#### SUPPLIED TEXT ####

# Camping trailer towing



## spidey (Apr 3, 2007)

Am in the process of upgrading froma popup tent trailer to a Rockwood Roo with a hard slide out for the rear bed. With a growing family the tent trailer was getting squished

The dry weight of this is 3500 and fully loaded is 4830, which is within the 6000 lbs towing capacity

is there anything else I have to owrry about before commiting to a trailer. I dont want to get something that basically pushing the limits of thje truck everytime I drive. The length of the trailer is 21 feet

Do I need to worry about gearing ratio, tongue weight, etc.

The tent trailer is fairly light so I didnt have to worry about it, but this one is bigger and heavier


----------



## Z_Rated (Apr 29, 2006)

Since you have towing experience you basically have all you need to know. Drive responsibly. Your MPG will take a big hit. 

Make sure your hitch is properly rated for the load. You may want to step up to a load leveling hitch and run trailer brakes with a controller if you haven't done so already since you are close to #5000. Z

Since yours is an SE you will notice the gearing more so than my Nismo, but I can't say how much. And you always want to pay attention to your tounge weight and loading balance. Don't put all the weight forward or back that it makes the ass-end sag or tipsy.


----------



## spidey (Apr 3, 2007)

Z_Rated said:


> Since you have towing experience you basically have all you need to know. Drive responsibly. Your MPG will take a big hit.
> 
> Make sure your hitch is properly rated for the load. You may want to step up to a load leveling hitch and run trailer brakes with a controller if you haven't done so already since you are close to #5000. Z
> 
> Since yours is an SE you will notice the gearing more so than my Nismo, but I can't say how much. And you always want to pay attention to your tounge weight and loading balance. Don't put all the weight forward or back that it makes the ass-end sag or tipsy.


Ive been towing for about about 8 years now. We used to have a really small hard top with our Montana van, then our tent trailer. It was actually a pretty big trailer with front storage, was about up to my neck with the top down.

Gas milage I realize will be a bit worse, but you expect that when towing.

As far as I know my hitch is rated for the load, class II. Its been awhle since I looked, buts its the 2" receiver and from the last time I checked, it was all good to go. Ill ask more at the dealer about tongue weight, etc I do have a load leveler hitch with a sway bar, and have the complete brake control inside the truck as well, as I used it for the tent trailer

I just read and hear different things here and there, and would like to come to a place that drives these trucks to get the answers


----------



## azrocketman (Oct 5, 2005)

You might want to consider adding/upgrading coolers for engine oil and transmission fluid (automatic). In lieu of coolers I'd upgrade to synthetic lubricants and increase the frequency of changes.

Z-rated is correct about the brake controller for the trailer brakes. Check with Nissan to determine the allowable fluid displacement for the brake controller. 

Tent campers typically use only a four pin connector. You will probably use a six or seven pin connector (brake wiring, 12 volt power).

Check your mirrors also. You may need accessory side mirrors to see around the trailer.

Steve


----------



## spidey (Apr 3, 2007)

####

■ **GIVEN REQUEST**: For each statement, answer yes or no according to the camping trailer towing thread above, and quote the words of the thread that decide it. 1. The fully loaded weight of the Rockwood Roo is within the truck's towing capacity. 2. spidey does not yet have a load leveling hitch. 3. azrocketman says tent campers typically use a seven pin connector.

#### SUPPLIED MATERIAL ####

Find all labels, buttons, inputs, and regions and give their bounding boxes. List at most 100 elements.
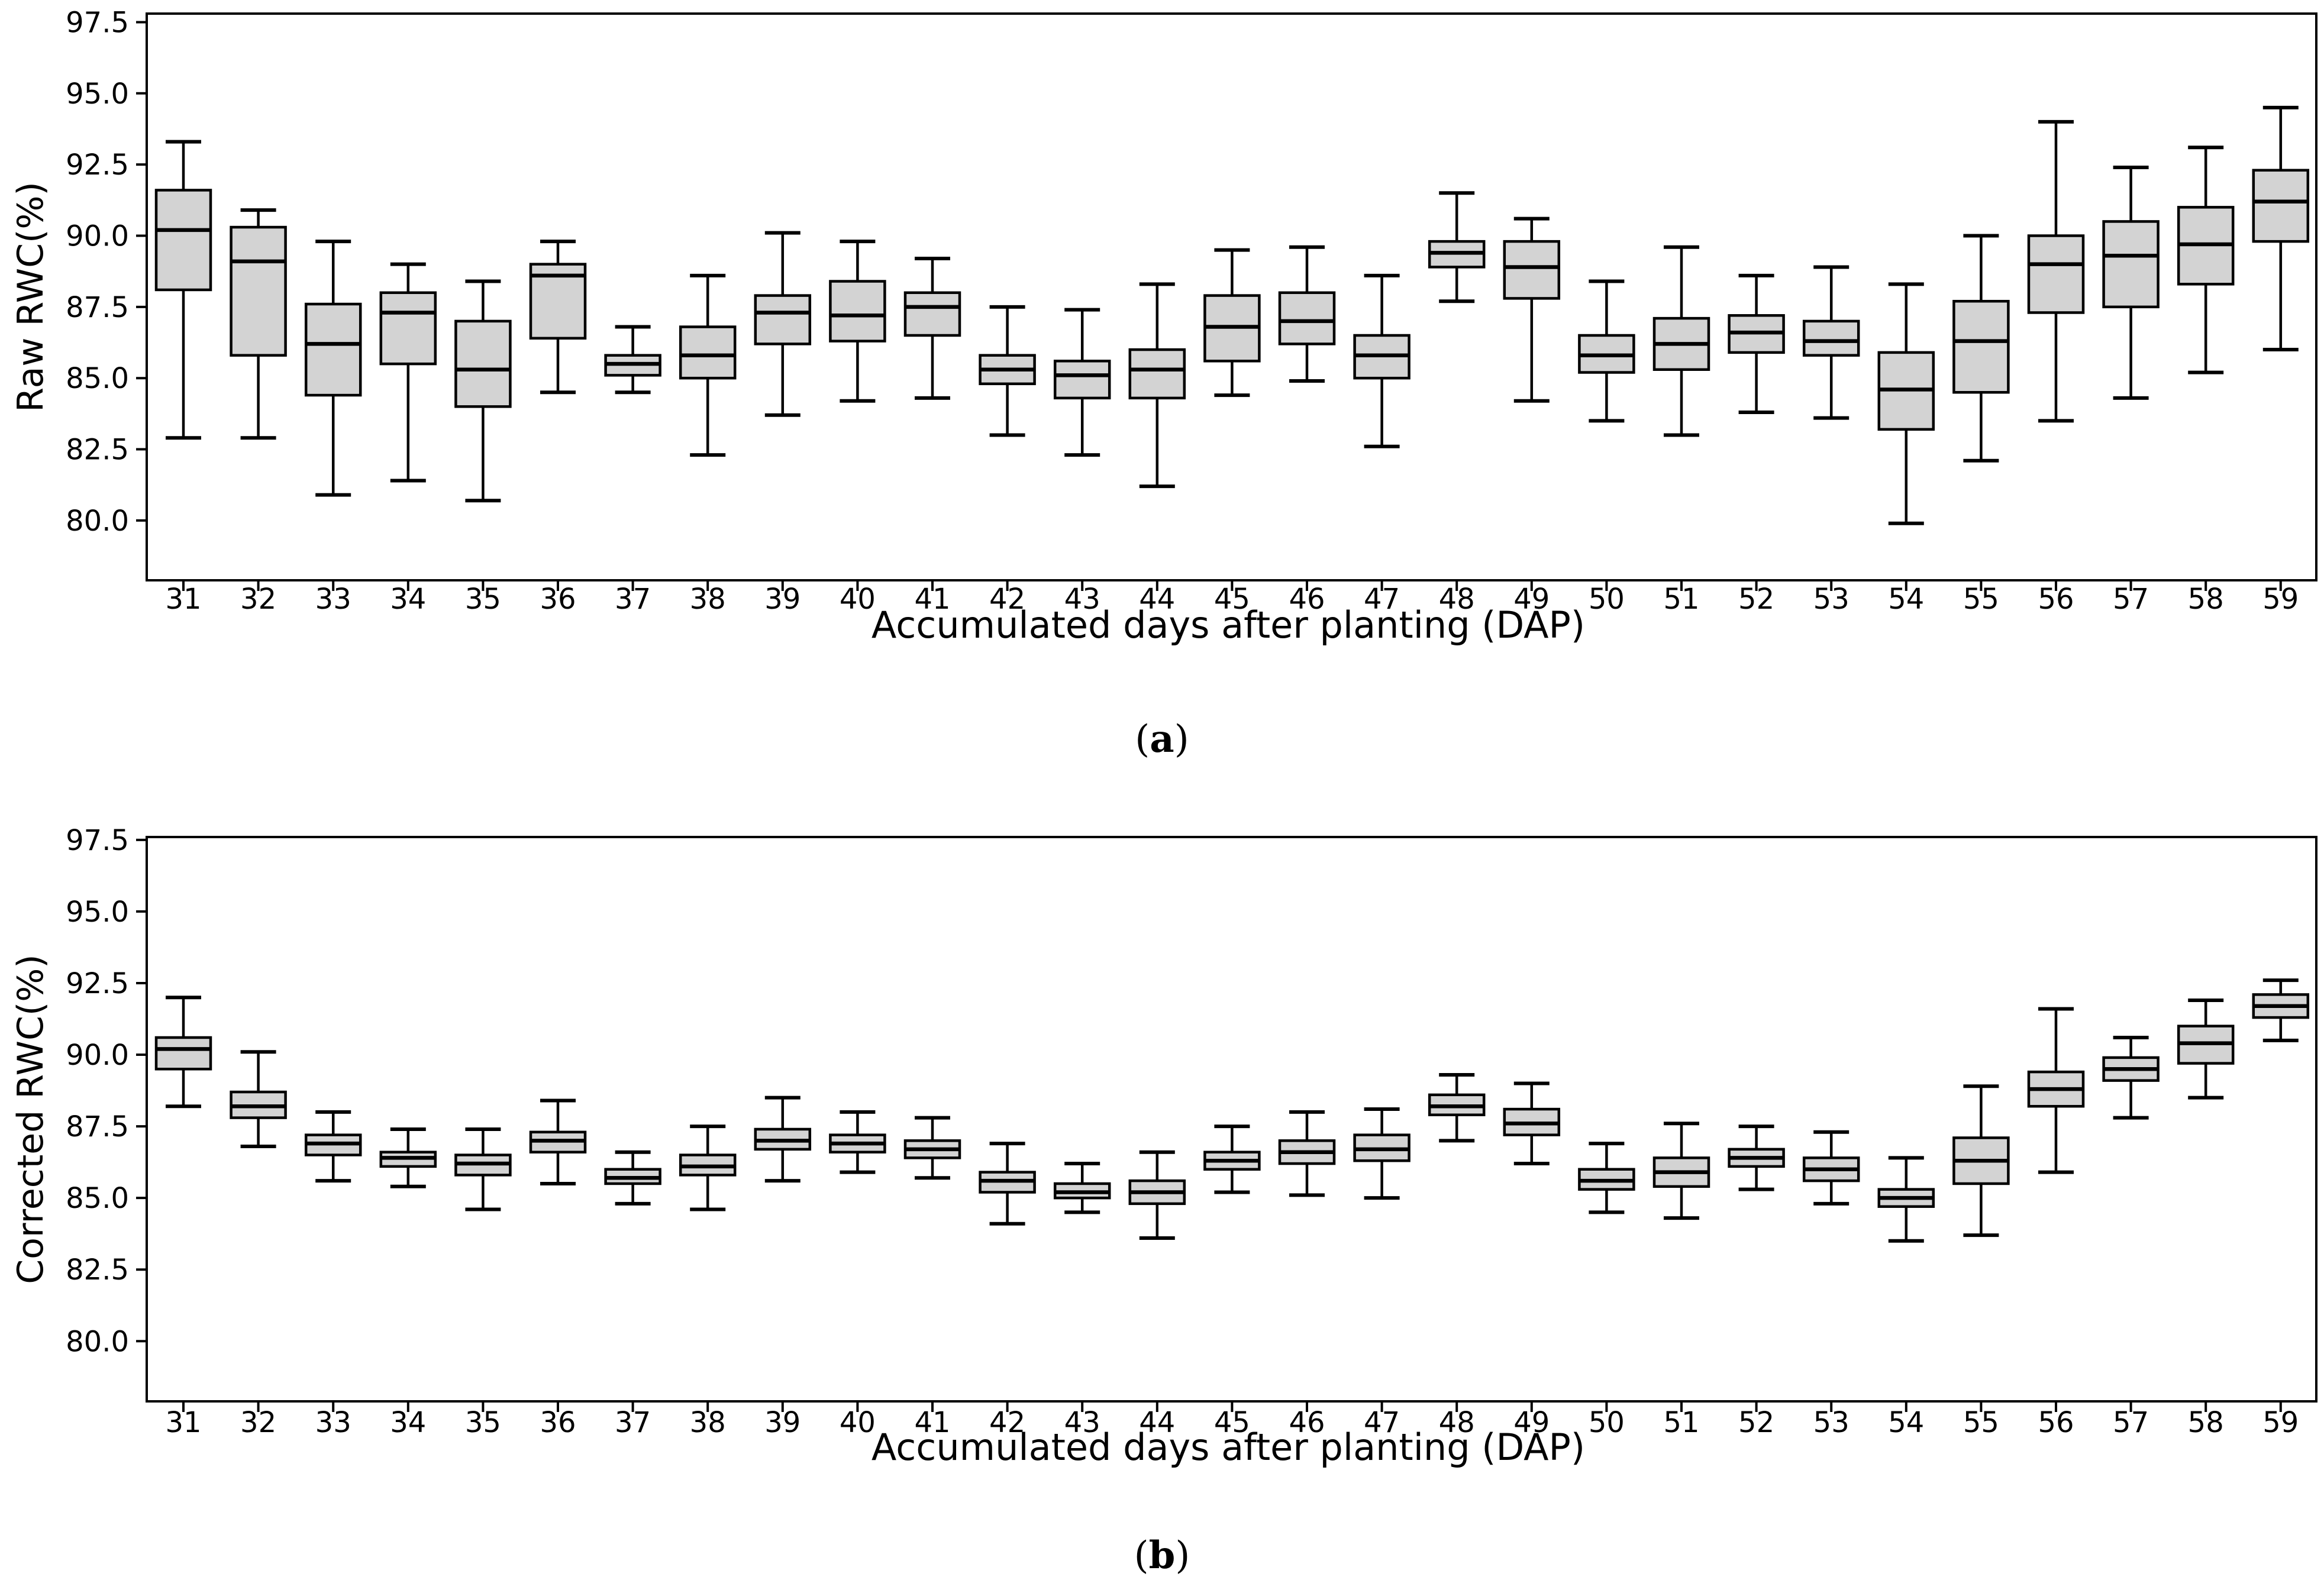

####

■ **WRITTEN RESPONSE**:
1. Yes: "fully loaded is 4830, which is within the 6000 lbs towing capacity"
2. No: "I do have a load leveler hitch with a sway bar"
3. No: "Tent campers typically use only a four pin connector."